_Data items_
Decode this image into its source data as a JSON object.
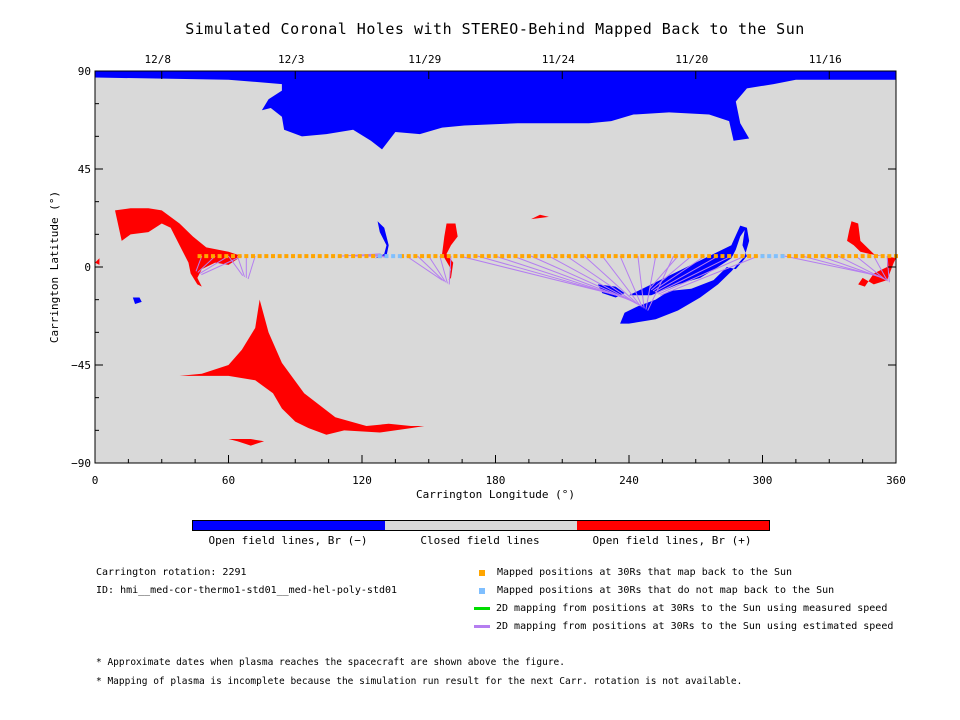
{
  "figure": {
    "title": "Simulated Coronal Holes with STEREO-Behind Mapped Back to the Sun"
  },
  "chart_data": {
    "type": "map",
    "xlabel": "Carrington Longitude (°)",
    "ylabel": "Carrington Latitude (°)",
    "xlim": [
      0,
      360
    ],
    "ylim": [
      -90,
      90
    ],
    "xticks": [
      0,
      60,
      120,
      180,
      240,
      300,
      360
    ],
    "yticks": [
      90,
      45,
      0,
      -45,
      -90
    ],
    "top_axis": {
      "dates": [
        {
          "label": "12/8",
          "lon": 30
        },
        {
          "label": "12/3",
          "lon": 90
        },
        {
          "label": "11/29",
          "lon": 150
        },
        {
          "label": "11/24",
          "lon": 210
        },
        {
          "label": "11/20",
          "lon": 270
        },
        {
          "label": "11/16",
          "lon": 330
        }
      ]
    },
    "colors": {
      "open_negative": "#0000ff",
      "closed": "#d9d9d9",
      "open_positive": "#ff0000",
      "mapped_back": "#ffa500",
      "not_mapped": "#7fbfff",
      "measured_speed": "#00dd00",
      "estimated_speed": "#b57ef0"
    },
    "regions": {
      "open_negative": [
        [
          [
            0,
            90
          ],
          [
            360,
            90
          ],
          [
            360,
            86
          ],
          [
            315,
            86
          ],
          [
            305,
            84
          ],
          [
            293,
            82
          ],
          [
            288,
            76
          ],
          [
            290,
            66
          ],
          [
            294,
            59
          ],
          [
            287,
            58
          ],
          [
            285,
            67
          ],
          [
            276,
            70
          ],
          [
            258,
            71
          ],
          [
            242,
            70
          ],
          [
            232,
            67
          ],
          [
            222,
            66
          ],
          [
            190,
            66
          ],
          [
            166,
            65
          ],
          [
            156,
            64
          ],
          [
            146,
            61
          ],
          [
            135,
            62
          ],
          [
            129,
            54
          ],
          [
            124,
            58
          ],
          [
            116,
            63
          ],
          [
            104,
            61
          ],
          [
            93,
            60
          ],
          [
            85,
            63
          ],
          [
            84,
            69
          ],
          [
            79,
            73
          ],
          [
            75,
            72
          ],
          [
            78,
            77
          ],
          [
            84,
            81
          ],
          [
            84,
            84
          ],
          [
            60,
            86
          ],
          [
            0,
            87
          ]
        ],
        [
          [
            240,
            -13
          ],
          [
            250,
            -13
          ],
          [
            262,
            -8
          ],
          [
            272,
            -5
          ],
          [
            280,
            0
          ],
          [
            286,
            4
          ],
          [
            288,
            8
          ],
          [
            290,
            14
          ],
          [
            292,
            17
          ],
          [
            291,
            10
          ],
          [
            293,
            5
          ],
          [
            288,
            -1
          ],
          [
            284,
            0
          ],
          [
            278,
            -6
          ],
          [
            268,
            -10
          ],
          [
            258,
            -11
          ],
          [
            252,
            -15
          ],
          [
            244,
            -18
          ],
          [
            238,
            -21
          ],
          [
            236,
            -26
          ],
          [
            240,
            -26
          ],
          [
            252,
            -24
          ],
          [
            262,
            -20
          ],
          [
            272,
            -14
          ],
          [
            280,
            -8
          ],
          [
            286,
            -2
          ],
          [
            292,
            5
          ],
          [
            294,
            12
          ],
          [
            293,
            18
          ],
          [
            290,
            19
          ],
          [
            286,
            10
          ]
        ],
        [
          [
            226,
            -8
          ],
          [
            234,
            -9
          ],
          [
            238,
            -12
          ],
          [
            234,
            -14
          ],
          [
            228,
            -12
          ]
        ],
        [
          [
            126,
            4
          ],
          [
            130,
            6
          ],
          [
            131,
            10
          ],
          [
            128,
            16
          ],
          [
            127,
            21
          ],
          [
            130,
            18
          ],
          [
            132,
            10
          ],
          [
            131,
            5
          ]
        ],
        [
          [
            17,
            -14
          ],
          [
            20,
            -14
          ],
          [
            21,
            -16
          ],
          [
            18,
            -17
          ]
        ]
      ],
      "open_positive": [
        [
          [
            9,
            26
          ],
          [
            16,
            27
          ],
          [
            24,
            27
          ],
          [
            30,
            26
          ],
          [
            38,
            20
          ],
          [
            44,
            14
          ],
          [
            50,
            9
          ],
          [
            60,
            7
          ],
          [
            66,
            5
          ],
          [
            60,
            1
          ],
          [
            54,
            2
          ],
          [
            48,
            -1
          ],
          [
            46,
            -5
          ],
          [
            48,
            -9
          ],
          [
            46,
            -8
          ],
          [
            43,
            -3
          ],
          [
            42,
            2
          ],
          [
            38,
            10
          ],
          [
            34,
            18
          ],
          [
            30,
            20
          ],
          [
            24,
            16
          ],
          [
            16,
            15
          ],
          [
            12,
            12
          ]
        ],
        [
          [
            74,
            -15
          ],
          [
            78,
            -30
          ],
          [
            84,
            -44
          ],
          [
            94,
            -58
          ],
          [
            108,
            -69
          ],
          [
            122,
            -73
          ],
          [
            132,
            -72
          ],
          [
            142,
            -73
          ],
          [
            148,
            -73
          ],
          [
            142,
            -74
          ],
          [
            128,
            -76
          ],
          [
            112,
            -75
          ],
          [
            104,
            -77
          ],
          [
            96,
            -74
          ],
          [
            90,
            -71
          ],
          [
            84,
            -65
          ],
          [
            80,
            -58
          ],
          [
            72,
            -52
          ],
          [
            60,
            -50
          ],
          [
            50,
            -50
          ],
          [
            38,
            -50
          ],
          [
            48,
            -49
          ],
          [
            60,
            -45
          ],
          [
            66,
            -38
          ],
          [
            72,
            -28
          ]
        ],
        [
          [
            60,
            -79
          ],
          [
            64,
            -80
          ],
          [
            70,
            -82
          ],
          [
            76,
            -80
          ],
          [
            70,
            -79
          ]
        ],
        [
          [
            162,
            20
          ],
          [
            163,
            14
          ],
          [
            160,
            10
          ],
          [
            158,
            6
          ],
          [
            161,
            2
          ],
          [
            160,
            -5
          ],
          [
            159,
            -6
          ],
          [
            160,
            -1
          ],
          [
            156,
            6
          ],
          [
            157,
            14
          ],
          [
            158,
            20
          ]
        ],
        [
          [
            340,
            21
          ],
          [
            343,
            20
          ],
          [
            344,
            12
          ],
          [
            350,
            6
          ],
          [
            354,
            5
          ],
          [
            348,
            6
          ],
          [
            344,
            7
          ],
          [
            341,
            10
          ],
          [
            338,
            12
          ],
          [
            339,
            17
          ]
        ],
        [
          [
            345,
            -5
          ],
          [
            350,
            -8
          ],
          [
            356,
            -6
          ],
          [
            359,
            2
          ],
          [
            360,
            4
          ],
          [
            356,
            5
          ],
          [
            356,
            0
          ],
          [
            350,
            -3
          ],
          [
            346,
            -9
          ],
          [
            343,
            -8
          ]
        ],
        [
          [
            196,
            22
          ],
          [
            200,
            24
          ],
          [
            204,
            23
          ]
        ],
        [
          [
            0,
            2
          ],
          [
            2,
            4
          ],
          [
            2,
            1
          ]
        ]
      ]
    },
    "mapped_positions": {
      "latitude": 5,
      "mapped_back_lon": [
        [
          47,
          128
        ],
        [
          138,
          300
        ],
        [
          309,
          360
        ]
      ],
      "not_mapped_lon": [
        [
          128,
          138
        ],
        [
          300,
          309
        ]
      ]
    },
    "carrington_rotation": "2291",
    "run_id": "hmi__med-cor-thermo1-std01__med-hel-poly-std01"
  },
  "colorbar": {
    "labels": [
      "Open field lines, Br (−)",
      "Closed field lines",
      "Open field lines, Br (+)"
    ]
  },
  "info": {
    "rotation_text": "Carrington rotation: 2291",
    "id_text": "ID: hmi__med-cor-thermo1-std01__med-hel-poly-std01"
  },
  "legend": [
    {
      "label": "Mapped positions at 30Rs that map back to the Sun",
      "kind": "square",
      "color": "#ffa500"
    },
    {
      "label": "Mapped positions at 30Rs that do not map back to the Sun",
      "kind": "square",
      "color": "#7fbfff"
    },
    {
      "label": "2D mapping from positions at 30Rs to the Sun using measured speed",
      "kind": "line",
      "color": "#00dd00"
    },
    {
      "label": "2D mapping from positions at 30Rs to the Sun using estimated speed",
      "kind": "line",
      "color": "#b57ef0"
    }
  ],
  "notes": [
    "* Approximate dates when plasma reaches the spacecraft are shown above the figure.",
    "* Mapping of plasma is incomplete because the simulation run result for the next Carr. rotation is not available."
  ]
}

_Problem details_
Copy, from the material above, each line in which the string "that" occurs.

_The completed task_
      "label": "Mapped positions at 30Rs that map back to the Sun",
      "label": "Mapped positions at 30Rs that do not map back to the Sun",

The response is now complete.